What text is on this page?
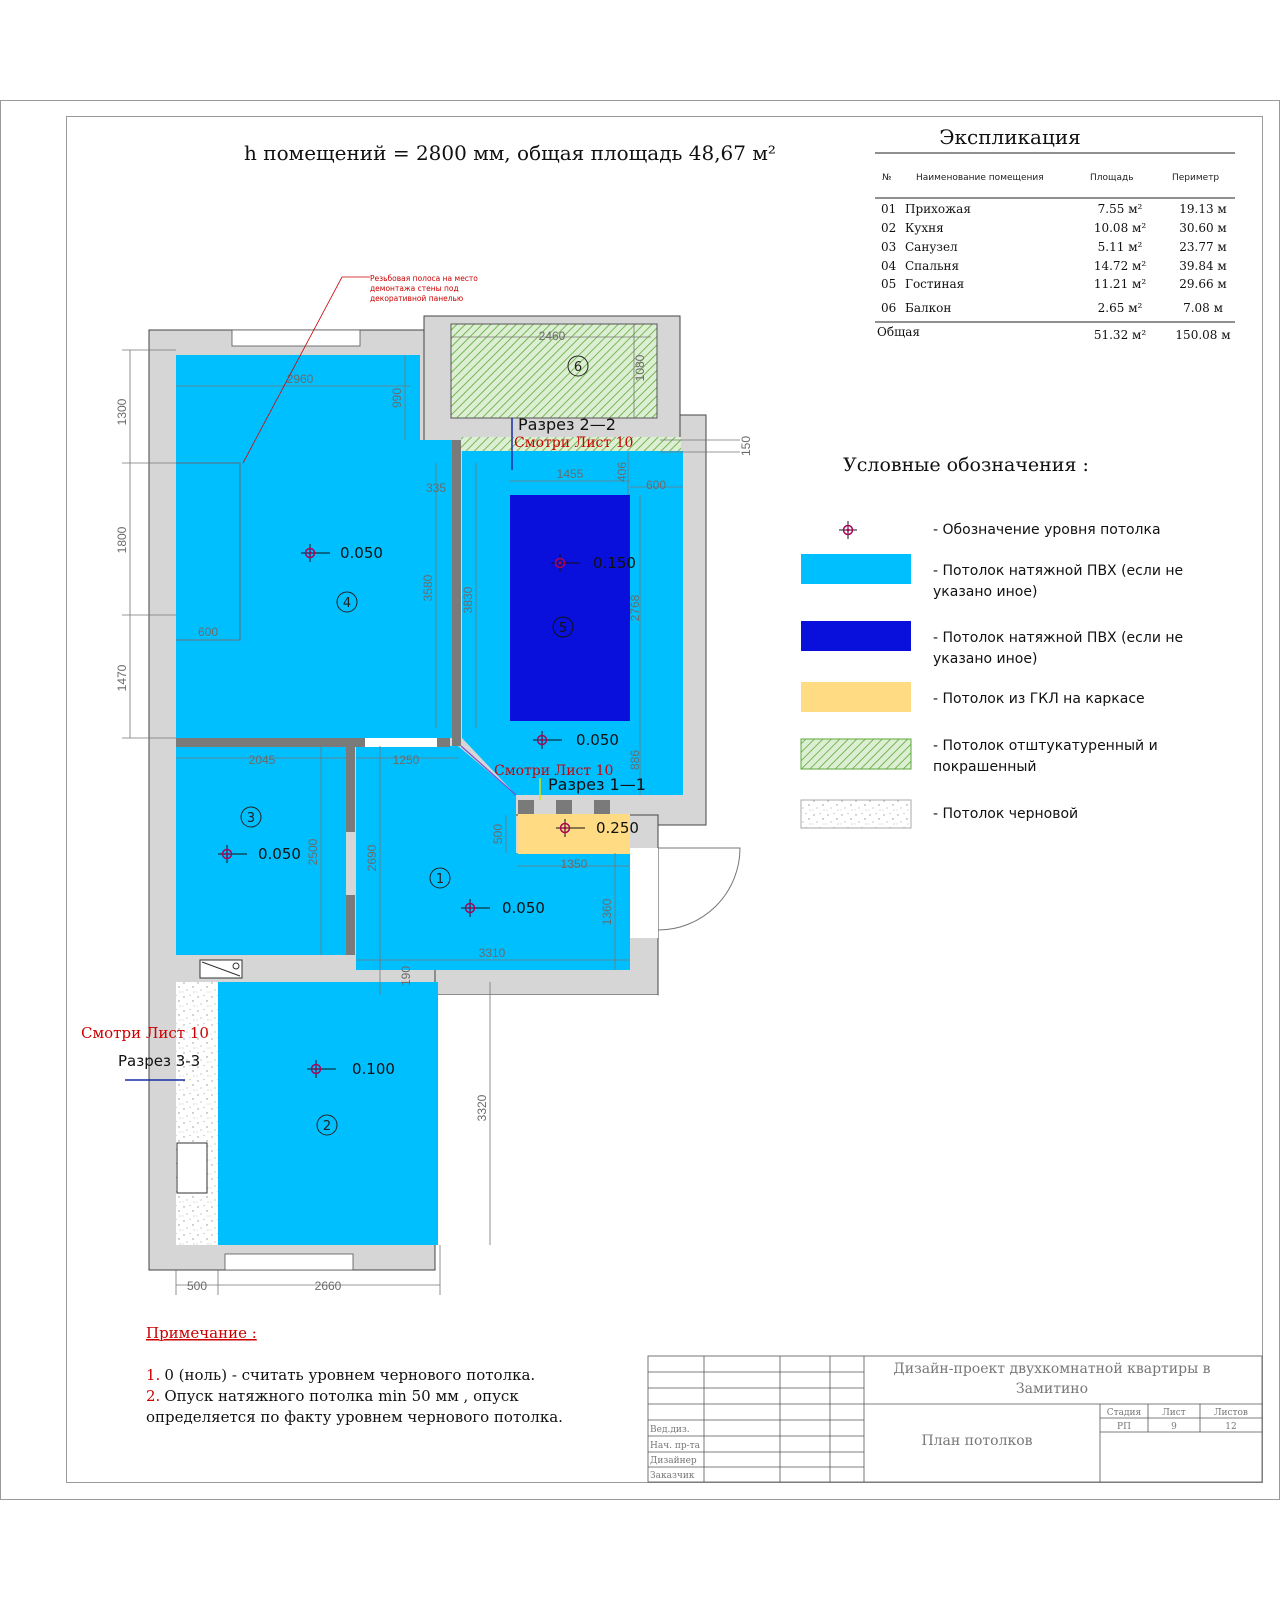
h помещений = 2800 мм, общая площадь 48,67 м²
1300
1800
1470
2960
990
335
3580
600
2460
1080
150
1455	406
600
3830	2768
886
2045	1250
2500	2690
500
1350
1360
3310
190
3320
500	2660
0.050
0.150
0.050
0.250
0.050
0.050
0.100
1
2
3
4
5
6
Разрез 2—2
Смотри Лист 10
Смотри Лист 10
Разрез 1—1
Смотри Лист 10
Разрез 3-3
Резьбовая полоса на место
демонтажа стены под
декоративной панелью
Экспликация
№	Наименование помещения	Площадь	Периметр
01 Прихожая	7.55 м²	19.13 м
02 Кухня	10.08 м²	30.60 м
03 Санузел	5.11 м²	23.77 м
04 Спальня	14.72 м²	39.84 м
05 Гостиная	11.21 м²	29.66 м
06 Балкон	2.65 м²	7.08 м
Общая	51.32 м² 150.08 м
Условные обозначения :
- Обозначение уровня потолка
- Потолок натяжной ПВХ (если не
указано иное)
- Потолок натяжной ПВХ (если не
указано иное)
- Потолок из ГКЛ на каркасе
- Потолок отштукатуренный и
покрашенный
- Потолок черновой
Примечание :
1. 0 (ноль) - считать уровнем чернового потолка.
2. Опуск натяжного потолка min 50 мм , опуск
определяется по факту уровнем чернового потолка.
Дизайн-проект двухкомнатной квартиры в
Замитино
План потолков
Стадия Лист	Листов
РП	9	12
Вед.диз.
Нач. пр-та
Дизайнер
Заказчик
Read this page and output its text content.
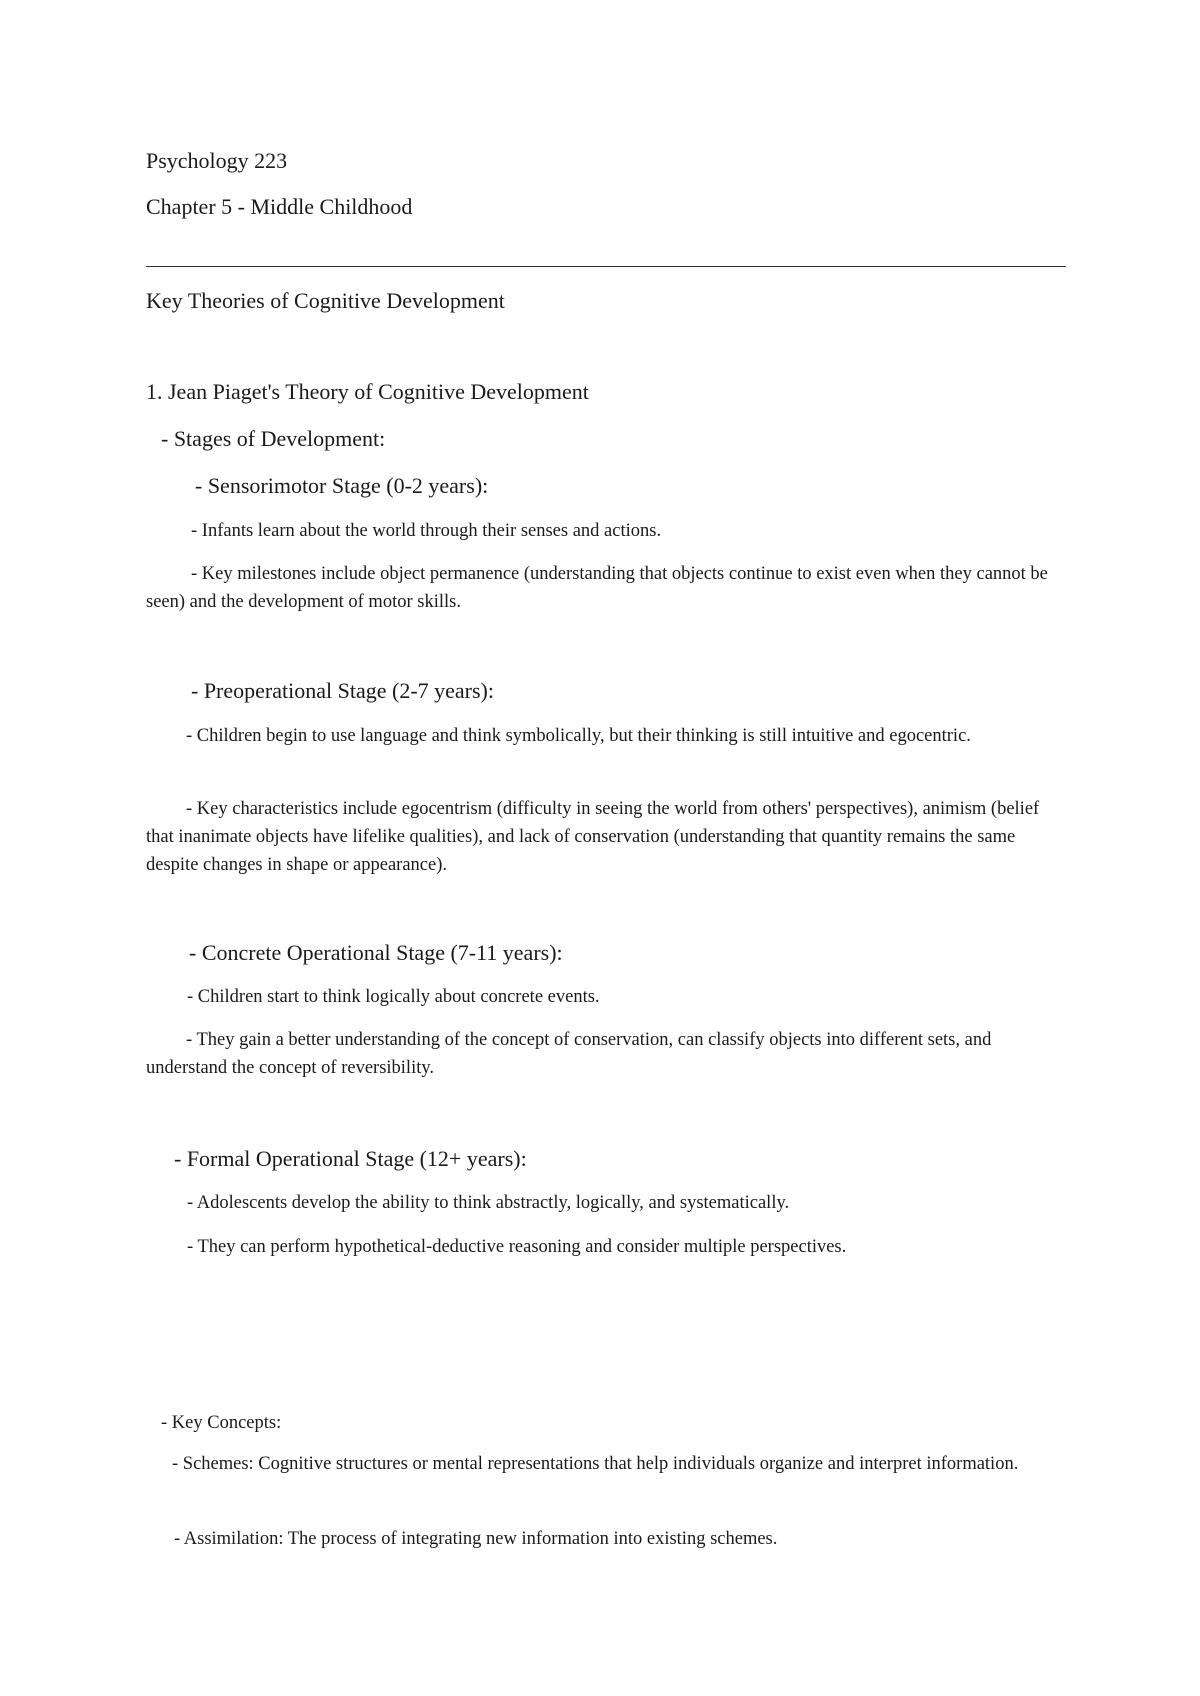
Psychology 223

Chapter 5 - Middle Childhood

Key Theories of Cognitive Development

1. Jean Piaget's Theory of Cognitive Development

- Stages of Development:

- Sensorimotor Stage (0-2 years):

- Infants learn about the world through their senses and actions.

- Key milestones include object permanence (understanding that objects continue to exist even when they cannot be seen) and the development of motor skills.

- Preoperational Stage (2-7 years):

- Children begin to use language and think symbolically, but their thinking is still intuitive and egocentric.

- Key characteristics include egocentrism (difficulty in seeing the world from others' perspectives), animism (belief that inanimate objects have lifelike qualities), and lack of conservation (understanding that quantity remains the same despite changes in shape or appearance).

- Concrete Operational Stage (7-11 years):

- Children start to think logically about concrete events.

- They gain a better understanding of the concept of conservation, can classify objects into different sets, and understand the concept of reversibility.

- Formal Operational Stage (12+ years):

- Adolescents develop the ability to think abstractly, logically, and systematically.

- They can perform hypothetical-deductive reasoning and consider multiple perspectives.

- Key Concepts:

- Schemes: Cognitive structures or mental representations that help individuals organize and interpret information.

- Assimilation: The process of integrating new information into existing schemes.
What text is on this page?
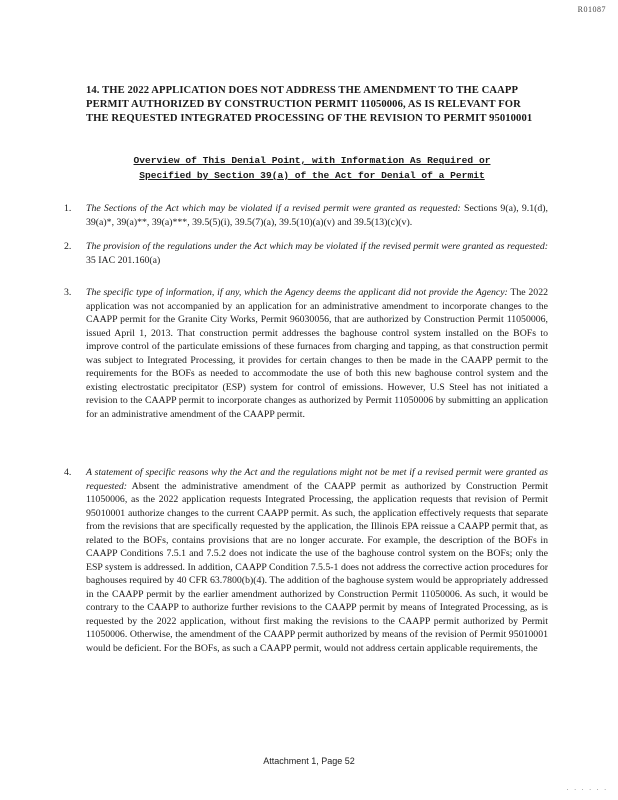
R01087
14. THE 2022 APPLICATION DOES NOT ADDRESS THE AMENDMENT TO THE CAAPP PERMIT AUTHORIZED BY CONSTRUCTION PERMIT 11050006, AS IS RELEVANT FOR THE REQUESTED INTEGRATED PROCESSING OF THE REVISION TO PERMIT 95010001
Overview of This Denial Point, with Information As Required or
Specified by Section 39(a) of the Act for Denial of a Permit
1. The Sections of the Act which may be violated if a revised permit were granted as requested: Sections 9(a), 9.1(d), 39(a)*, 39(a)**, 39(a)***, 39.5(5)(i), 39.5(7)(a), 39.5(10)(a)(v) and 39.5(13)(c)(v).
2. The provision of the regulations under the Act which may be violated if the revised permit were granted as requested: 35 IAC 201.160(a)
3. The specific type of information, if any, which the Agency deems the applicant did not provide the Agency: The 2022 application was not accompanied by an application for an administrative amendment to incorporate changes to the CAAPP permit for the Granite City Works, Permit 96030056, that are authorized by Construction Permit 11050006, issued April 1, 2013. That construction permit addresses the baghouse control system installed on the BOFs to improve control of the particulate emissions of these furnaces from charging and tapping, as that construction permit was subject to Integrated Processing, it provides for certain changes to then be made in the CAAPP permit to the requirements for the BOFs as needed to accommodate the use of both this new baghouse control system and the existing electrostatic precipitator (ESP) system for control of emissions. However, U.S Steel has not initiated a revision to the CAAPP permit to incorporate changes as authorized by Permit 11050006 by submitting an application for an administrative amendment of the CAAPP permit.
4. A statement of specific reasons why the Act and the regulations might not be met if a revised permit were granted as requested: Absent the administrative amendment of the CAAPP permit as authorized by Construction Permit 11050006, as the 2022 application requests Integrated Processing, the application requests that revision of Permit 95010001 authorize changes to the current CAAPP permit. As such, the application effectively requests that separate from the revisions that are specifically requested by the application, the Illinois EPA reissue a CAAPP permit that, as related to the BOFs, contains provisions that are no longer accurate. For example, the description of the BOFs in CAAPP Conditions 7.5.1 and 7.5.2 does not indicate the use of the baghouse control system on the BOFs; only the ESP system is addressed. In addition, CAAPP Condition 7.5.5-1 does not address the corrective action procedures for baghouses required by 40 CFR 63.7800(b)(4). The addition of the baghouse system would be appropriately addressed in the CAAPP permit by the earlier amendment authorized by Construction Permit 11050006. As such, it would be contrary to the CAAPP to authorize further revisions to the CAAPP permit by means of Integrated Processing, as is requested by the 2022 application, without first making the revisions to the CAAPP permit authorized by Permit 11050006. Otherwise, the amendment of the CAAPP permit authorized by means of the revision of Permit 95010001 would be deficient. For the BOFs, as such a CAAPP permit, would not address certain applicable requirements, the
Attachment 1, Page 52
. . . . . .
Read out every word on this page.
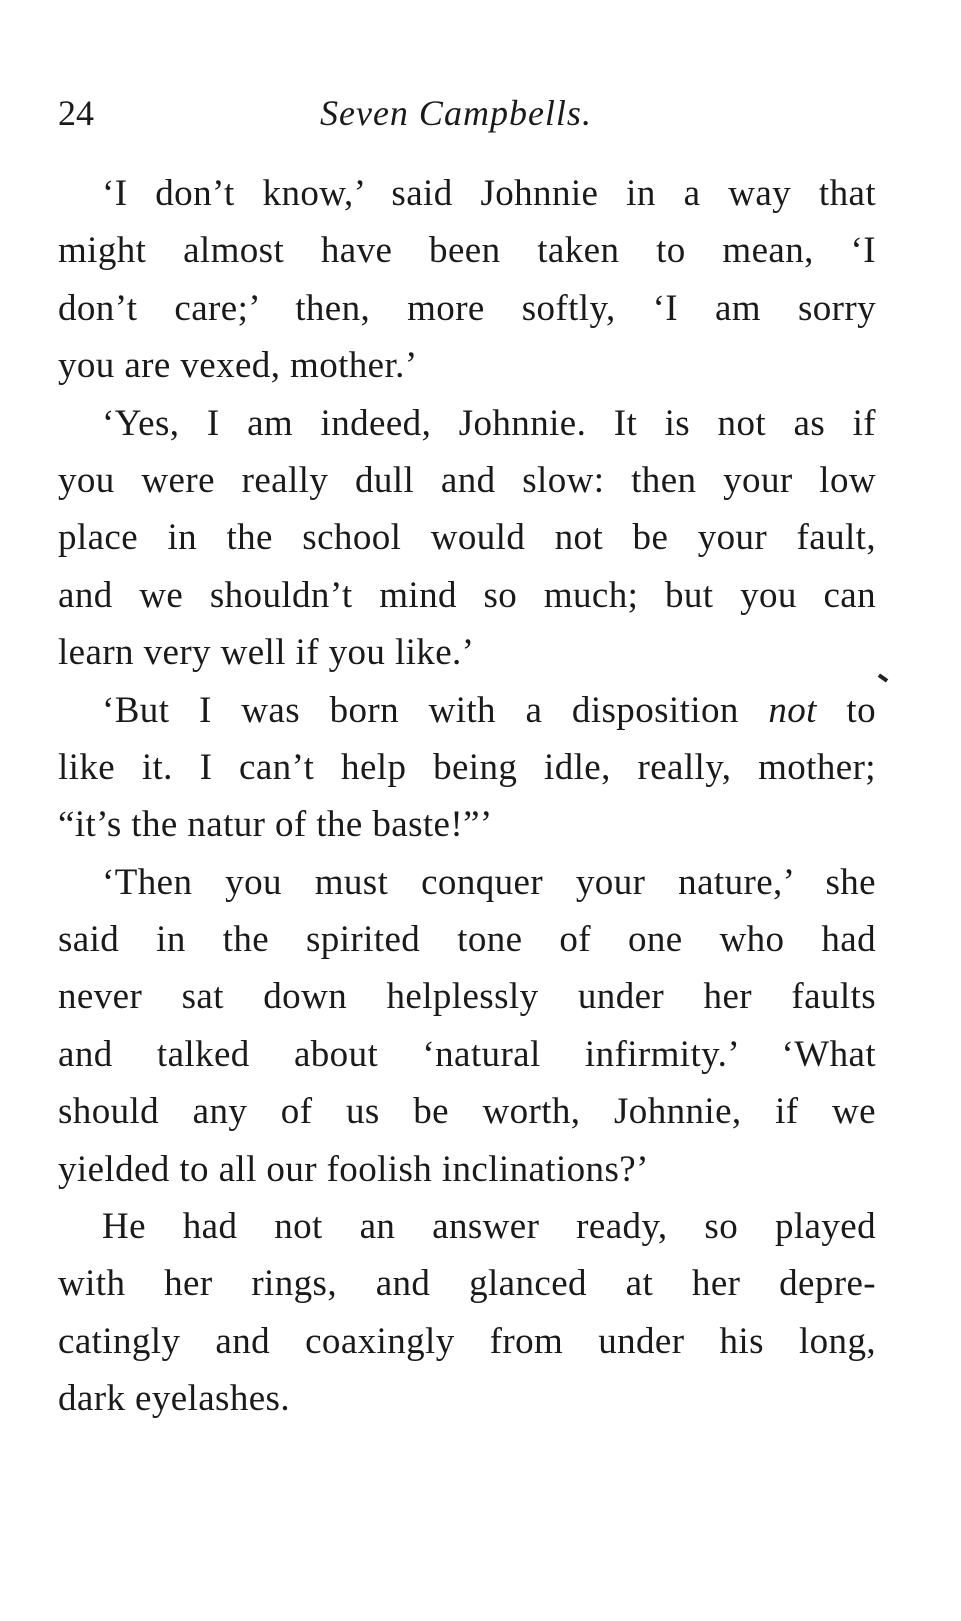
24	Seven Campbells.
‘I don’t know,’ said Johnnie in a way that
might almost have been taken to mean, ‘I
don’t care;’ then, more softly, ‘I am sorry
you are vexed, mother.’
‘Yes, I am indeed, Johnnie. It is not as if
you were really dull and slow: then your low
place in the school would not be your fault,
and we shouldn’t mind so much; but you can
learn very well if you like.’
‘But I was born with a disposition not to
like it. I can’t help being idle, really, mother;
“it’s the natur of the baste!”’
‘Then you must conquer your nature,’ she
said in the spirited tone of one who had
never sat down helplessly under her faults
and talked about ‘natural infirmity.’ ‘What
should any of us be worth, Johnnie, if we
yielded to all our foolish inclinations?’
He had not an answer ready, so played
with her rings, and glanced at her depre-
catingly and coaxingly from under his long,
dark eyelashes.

• **WHAT YOU SHOULD DO**
Pictures are to be left out; repeat all the remaining data exactly.

• **FINISHED TASK**
What text is on this page?
h помещений = 2800 мм, общая площадь 48,67 м²
1300
1800
1470
2960
990
335
3580
600
2460
1080
150
1455	406
600
3830	2768
886
2045	1250
2500	2690
500
1350
1360
3310
190
3320
500	2660
0.050
0.150
0.050
0.250
0.050
0.050
0.100
1
2
3
4
5
6
Разрез 2—2
Смотри Лист 10
Смотри Лист 10
Разрез 1—1
Смотри Лист 10
Разрез 3-3
Резьбовая полоса на место
демонтажа стены под
декоративной панелью
Экспликация
№	Наименование помещения	Площадь	Периметр
01 Прихожая	7.55 м²	19.13 м
02 Кухня	10.08 м²	30.60 м
03 Санузел	5.11 м²	23.77 м
04 Спальня	14.72 м²	39.84 м
05 Гостиная	11.21 м²	29.66 м
06 Балкон	2.65 м²	7.08 м
Общая	51.32 м² 150.08 м
Условные обозначения :
- Обозначение уровня потолка
- Потолок натяжной ПВХ (если не
указано иное)
- Потолок натяжной ПВХ (если не
указано иное)
- Потолок из ГКЛ на каркасе
- Потолок отштукатуренный и
покрашенный
- Потолок черновой
Примечание :
1. 0 (ноль) - считать уровнем чернового потолка.
2. Опуск натяжного потолка min 50 мм , опуск
определяется по факту уровнем чернового потолка.
Дизайн-проект двухкомнатной квартиры в
Замитино
План потолков
Стадия Лист	Листов
РП	9	12
Вед.диз.
Нач. пр-та
Дизайнер
Заказчик
Read this page and output its text content.
Psychology 223

Chapter 5 - Middle Childhood

Key Theories of Cognitive Development

1. Jean Piaget's Theory of Cognitive Development

- Stages of Development:

- Sensorimotor Stage (0-2 years):

- Infants learn about the world through their senses and actions.

- Key milestones include object permanence (understanding that objects continue to exist even when they cannot be seen) and the development of motor skills.

- Preoperational Stage (2-7 years):

- Children begin to use language and think symbolically, but their thinking is still intuitive and egocentric.

- Key characteristics include egocentrism (difficulty in seeing the world from others' perspectives), animism (belief that inanimate objects have lifelike qualities), and lack of conservation (understanding that quantity remains the same despite changes in shape or appearance).

- Concrete Operational Stage (7-11 years):

- Children start to think logically about concrete events.

- They gain a better understanding of the concept of conservation, can classify objects into different sets, and understand the concept of reversibility.

- Formal Operational Stage (12+ years):

- Adolescents develop the ability to think abstractly, logically, and systematically.

- They can perform hypothetical-deductive reasoning and consider multiple perspectives.

- Key Concepts:

- Schemes: Cognitive structures or mental representations that help individuals organize and interpret information.

- Assimilation: The process of integrating new information into existing schemes.
What text is on this page?
R01087
14. THE 2022 APPLICATION DOES NOT ADDRESS THE AMENDMENT TO THE CAAPP PERMIT AUTHORIZED BY CONSTRUCTION PERMIT 11050006, AS IS RELEVANT FOR THE REQUESTED INTEGRATED PROCESSING OF THE REVISION TO PERMIT 95010001
Overview of This Denial Point, with Information As Required or
Specified by Section 39(a) of the Act for Denial of a Permit
1. The Sections of the Act which may be violated if a revised permit were granted as requested: Sections 9(a), 9.1(d), 39(a)*, 39(a)**, 39(a)***, 39.5(5)(i), 39.5(7)(a), 39.5(10)(a)(v) and 39.5(13)(c)(v).
2. The provision of the regulations under the Act which may be violated if the revised permit were granted as requested: 35 IAC 201.160(a)
3. The specific type of information, if any, which the Agency deems the applicant did not provide the Agency: The 2022 application was not accompanied by an application for an administrative amendment to incorporate changes to the CAAPP permit for the Granite City Works, Permit 96030056, that are authorized by Construction Permit 11050006, issued April 1, 2013. That construction permit addresses the baghouse control system installed on the BOFs to improve control of the particulate emissions of these furnaces from charging and tapping, as that construction permit was subject to Integrated Processing, it provides for certain changes to then be made in the CAAPP permit to the requirements for the BOFs as needed to accommodate the use of both this new baghouse control system and the existing electrostatic precipitator (ESP) system for control of emissions. However, U.S Steel has not initiated a revision to the CAAPP permit to incorporate changes as authorized by Permit 11050006 by submitting an application for an administrative amendment of the CAAPP permit.
4. A statement of specific reasons why the Act and the regulations might not be met if a revised permit were granted as requested: Absent the administrative amendment of the CAAPP permit as authorized by Construction Permit 11050006, as the 2022 application requests Integrated Processing, the application requests that revision of Permit 95010001 authorize changes to the current CAAPP permit. As such, the application effectively requests that separate from the revisions that are specifically requested by the application, the Illinois EPA reissue a CAAPP permit that, as related to the BOFs, contains provisions that are no longer accurate. For example, the description of the BOFs in CAAPP Conditions 7.5.1 and 7.5.2 does not indicate the use of the baghouse control system on the BOFs; only the ESP system is addressed. In addition, CAAPP Condition 7.5.5-1 does not address the corrective action procedures for baghouses required by 40 CFR 63.7800(b)(4). The addition of the baghouse system would be appropriately addressed in the CAAPP permit by the earlier amendment authorized by Construction Permit 11050006. As such, it would be contrary to the CAAPP to authorize further revisions to the CAAPP permit by means of Integrated Processing, as is requested by the 2022 application, without first making the revisions to the CAAPP permit authorized by Permit 11050006. Otherwise, the amendment of the CAAPP permit authorized by means of the revision of Permit 95010001 would be deficient. For the BOFs, as such a CAAPP permit, would not address certain applicable requirements, the
Attachment 1, Page 52
. . . . . .
Read out every word on this page.
24	Seven Campbells.
‘I don’t know,’ said Johnnie in a way that
might almost have been taken to mean, ‘I
don’t care;’ then, more softly, ‘I am sorry
you are vexed, mother.’
‘Yes, I am indeed, Johnnie. It is not as if
you were really dull and slow: then your low
place in the school would not be your fault,
and we shouldn’t mind so much; but you can
learn very well if you like.’
‘But I was born with a disposition not to
like it. I can’t help being idle, really, mother;
“it’s the natur of the baste!”’
‘Then you must conquer your nature,’ she
said in the spirited tone of one who had
never sat down helplessly under her faults
and talked about ‘natural infirmity.’ ‘What
should any of us be worth, Johnnie, if we
yielded to all our foolish inclinations?’
He had not an answer ready, so played
with her rings, and glanced at her depre-
catingly and coaxingly from under his long,
dark eyelashes.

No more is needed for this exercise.